■ **INSTRUCTIONS TO FOLLOW**: All lines from the one with "Enumerate this screenshot's" to the end need to be copied exactly, with nothing before them.

Data excerpts
+---+

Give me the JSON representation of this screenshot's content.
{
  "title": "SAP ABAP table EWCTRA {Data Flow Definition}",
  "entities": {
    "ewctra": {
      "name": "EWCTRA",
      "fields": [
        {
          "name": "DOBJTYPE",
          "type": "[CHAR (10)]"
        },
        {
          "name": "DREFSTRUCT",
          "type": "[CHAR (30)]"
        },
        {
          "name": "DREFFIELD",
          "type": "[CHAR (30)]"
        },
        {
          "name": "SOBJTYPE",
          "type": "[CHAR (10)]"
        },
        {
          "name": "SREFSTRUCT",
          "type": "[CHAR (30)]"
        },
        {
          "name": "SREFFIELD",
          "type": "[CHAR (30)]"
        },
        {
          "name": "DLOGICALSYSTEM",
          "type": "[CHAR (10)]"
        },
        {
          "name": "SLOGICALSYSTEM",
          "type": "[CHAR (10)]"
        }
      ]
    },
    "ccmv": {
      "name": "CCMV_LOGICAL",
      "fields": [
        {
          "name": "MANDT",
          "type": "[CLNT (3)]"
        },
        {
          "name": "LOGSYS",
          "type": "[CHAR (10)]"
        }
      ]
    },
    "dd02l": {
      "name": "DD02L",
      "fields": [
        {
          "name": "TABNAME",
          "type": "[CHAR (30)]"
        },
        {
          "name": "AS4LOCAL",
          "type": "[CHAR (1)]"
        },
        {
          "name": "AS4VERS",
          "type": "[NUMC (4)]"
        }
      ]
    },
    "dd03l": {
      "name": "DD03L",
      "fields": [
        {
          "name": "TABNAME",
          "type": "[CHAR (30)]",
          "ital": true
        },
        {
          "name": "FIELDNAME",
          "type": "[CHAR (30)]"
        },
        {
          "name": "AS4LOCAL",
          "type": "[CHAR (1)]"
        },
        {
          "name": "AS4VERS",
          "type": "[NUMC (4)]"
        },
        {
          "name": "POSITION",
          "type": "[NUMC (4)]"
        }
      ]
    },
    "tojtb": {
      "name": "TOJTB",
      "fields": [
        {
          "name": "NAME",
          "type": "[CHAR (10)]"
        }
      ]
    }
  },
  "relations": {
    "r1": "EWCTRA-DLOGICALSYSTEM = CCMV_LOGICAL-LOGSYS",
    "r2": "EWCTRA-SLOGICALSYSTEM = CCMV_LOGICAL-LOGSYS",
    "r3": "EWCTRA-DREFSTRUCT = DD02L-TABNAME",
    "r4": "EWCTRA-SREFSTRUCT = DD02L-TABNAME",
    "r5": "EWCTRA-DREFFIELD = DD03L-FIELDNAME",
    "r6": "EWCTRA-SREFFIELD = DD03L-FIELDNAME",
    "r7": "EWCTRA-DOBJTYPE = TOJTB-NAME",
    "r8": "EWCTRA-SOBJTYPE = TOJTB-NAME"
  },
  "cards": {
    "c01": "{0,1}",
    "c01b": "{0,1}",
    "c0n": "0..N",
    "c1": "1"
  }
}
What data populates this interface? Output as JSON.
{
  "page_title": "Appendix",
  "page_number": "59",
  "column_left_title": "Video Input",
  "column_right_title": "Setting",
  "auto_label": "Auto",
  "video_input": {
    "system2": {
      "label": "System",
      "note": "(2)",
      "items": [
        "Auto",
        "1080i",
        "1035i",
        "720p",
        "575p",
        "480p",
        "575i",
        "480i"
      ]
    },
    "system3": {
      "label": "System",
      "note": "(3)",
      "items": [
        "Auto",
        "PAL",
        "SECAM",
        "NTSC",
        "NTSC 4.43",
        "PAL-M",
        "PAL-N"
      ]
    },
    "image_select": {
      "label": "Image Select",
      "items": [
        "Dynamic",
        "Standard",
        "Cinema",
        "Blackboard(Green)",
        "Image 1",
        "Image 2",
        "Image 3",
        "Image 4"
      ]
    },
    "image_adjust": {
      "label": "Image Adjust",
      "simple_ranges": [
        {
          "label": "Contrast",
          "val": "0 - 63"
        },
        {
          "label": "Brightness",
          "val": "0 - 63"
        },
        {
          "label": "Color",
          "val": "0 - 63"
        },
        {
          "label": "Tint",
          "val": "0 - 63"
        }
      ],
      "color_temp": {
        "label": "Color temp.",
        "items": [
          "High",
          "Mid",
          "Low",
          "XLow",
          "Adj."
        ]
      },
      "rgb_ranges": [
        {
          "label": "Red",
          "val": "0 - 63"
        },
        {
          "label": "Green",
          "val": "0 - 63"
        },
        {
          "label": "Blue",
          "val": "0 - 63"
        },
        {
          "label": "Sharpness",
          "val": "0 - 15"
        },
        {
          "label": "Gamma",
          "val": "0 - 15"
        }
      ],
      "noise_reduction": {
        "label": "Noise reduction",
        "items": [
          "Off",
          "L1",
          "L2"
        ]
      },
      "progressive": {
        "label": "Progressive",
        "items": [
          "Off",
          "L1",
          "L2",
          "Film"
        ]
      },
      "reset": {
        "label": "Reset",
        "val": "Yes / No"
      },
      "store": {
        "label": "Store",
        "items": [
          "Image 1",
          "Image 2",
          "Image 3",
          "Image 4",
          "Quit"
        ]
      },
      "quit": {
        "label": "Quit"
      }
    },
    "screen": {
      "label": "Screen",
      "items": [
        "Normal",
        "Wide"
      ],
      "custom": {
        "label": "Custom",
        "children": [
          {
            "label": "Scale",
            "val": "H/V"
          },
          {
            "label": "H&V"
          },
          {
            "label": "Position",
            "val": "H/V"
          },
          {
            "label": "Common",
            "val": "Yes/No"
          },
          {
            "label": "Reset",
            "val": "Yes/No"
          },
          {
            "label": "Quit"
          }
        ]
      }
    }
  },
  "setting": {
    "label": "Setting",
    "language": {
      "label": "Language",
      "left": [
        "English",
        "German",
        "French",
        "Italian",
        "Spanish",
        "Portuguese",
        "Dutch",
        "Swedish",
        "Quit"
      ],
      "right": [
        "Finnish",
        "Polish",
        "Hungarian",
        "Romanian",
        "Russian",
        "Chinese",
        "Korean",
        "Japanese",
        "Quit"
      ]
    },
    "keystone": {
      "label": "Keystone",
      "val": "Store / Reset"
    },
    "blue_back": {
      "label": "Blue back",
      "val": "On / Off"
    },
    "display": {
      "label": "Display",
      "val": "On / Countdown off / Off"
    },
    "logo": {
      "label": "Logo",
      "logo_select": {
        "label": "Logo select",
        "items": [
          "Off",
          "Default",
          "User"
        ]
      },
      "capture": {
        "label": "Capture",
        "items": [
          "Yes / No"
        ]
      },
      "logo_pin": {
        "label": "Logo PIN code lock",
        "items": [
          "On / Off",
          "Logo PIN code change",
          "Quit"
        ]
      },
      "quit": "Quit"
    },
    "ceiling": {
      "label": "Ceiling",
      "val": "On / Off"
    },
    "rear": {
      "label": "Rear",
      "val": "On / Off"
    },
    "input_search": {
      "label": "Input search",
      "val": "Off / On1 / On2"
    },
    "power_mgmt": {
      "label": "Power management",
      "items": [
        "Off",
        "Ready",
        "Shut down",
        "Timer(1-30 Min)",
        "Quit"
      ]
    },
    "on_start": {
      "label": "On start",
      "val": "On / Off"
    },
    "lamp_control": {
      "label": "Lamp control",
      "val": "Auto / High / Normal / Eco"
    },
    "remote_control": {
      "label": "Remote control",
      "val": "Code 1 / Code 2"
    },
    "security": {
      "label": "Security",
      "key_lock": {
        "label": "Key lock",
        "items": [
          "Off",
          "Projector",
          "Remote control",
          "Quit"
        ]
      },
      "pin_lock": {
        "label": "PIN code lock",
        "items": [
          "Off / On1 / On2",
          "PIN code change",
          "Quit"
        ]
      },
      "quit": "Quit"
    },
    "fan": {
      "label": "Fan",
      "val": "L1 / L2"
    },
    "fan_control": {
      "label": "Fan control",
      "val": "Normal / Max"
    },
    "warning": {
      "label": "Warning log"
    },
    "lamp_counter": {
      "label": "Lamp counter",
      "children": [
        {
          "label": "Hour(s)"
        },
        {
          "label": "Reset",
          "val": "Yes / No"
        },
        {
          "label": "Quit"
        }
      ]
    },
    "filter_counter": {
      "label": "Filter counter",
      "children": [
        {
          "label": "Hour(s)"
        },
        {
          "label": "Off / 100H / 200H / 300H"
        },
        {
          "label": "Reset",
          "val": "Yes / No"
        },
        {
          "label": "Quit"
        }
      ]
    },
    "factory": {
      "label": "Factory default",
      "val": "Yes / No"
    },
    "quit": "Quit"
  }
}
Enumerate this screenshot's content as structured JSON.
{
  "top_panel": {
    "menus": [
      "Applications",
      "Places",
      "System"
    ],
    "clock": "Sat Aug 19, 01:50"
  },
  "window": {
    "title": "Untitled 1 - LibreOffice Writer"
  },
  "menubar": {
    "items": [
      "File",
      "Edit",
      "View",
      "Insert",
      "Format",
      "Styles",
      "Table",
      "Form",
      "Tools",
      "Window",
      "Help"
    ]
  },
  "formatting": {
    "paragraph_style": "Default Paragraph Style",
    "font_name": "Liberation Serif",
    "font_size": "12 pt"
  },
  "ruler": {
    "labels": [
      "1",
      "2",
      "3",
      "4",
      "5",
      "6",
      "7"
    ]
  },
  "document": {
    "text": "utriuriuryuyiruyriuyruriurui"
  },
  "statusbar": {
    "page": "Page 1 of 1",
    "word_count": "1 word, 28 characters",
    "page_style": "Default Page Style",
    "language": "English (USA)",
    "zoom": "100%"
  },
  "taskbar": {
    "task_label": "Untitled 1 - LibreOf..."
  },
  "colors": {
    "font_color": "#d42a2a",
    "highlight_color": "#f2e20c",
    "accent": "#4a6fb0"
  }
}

+---+

■ **EXPECTED ANSWER**:
Enumerate this screenshot's content as structured JSON.
{
  "top_panel": {
    "menus": [
      "Applications",
      "Places",
      "System"
    ],
    "clock": "Sat Aug 19, 01:50"
  },
  "window": {
    "title": "Untitled 1 - LibreOffice Writer"
  },
  "menubar": {
    "items": [
      "File",
      "Edit",
      "View",
      "Insert",
      "Format",
      "Styles",
      "Table",
      "Form",
      "Tools",
      "Window",
      "Help"
    ]
  },
  "formatting": {
    "paragraph_style": "Default Paragraph Style",
    "font_name": "Liberation Serif",
    "font_size": "12 pt"
  },
  "ruler": {
    "labels": [
      "1",
      "2",
      "3",
      "4",
      "5",
      "6",
      "7"
    ]
  },
  "document": {
    "text": "utriuriuryuyiruyriuyruriurui"
  },
  "statusbar": {
    "page": "Page 1 of 1",
    "word_count": "1 word, 28 characters",
    "page_style": "Default Page Style",
    "language": "English (USA)",
    "zoom": "100%"
  },
  "taskbar": {
    "task_label": "Untitled 1 - LibreOf..."
  },
  "colors": {
    "font_color": "#d42a2a",
    "highlight_color": "#f2e20c",
    "accent": "#4a6fb0"
  }
}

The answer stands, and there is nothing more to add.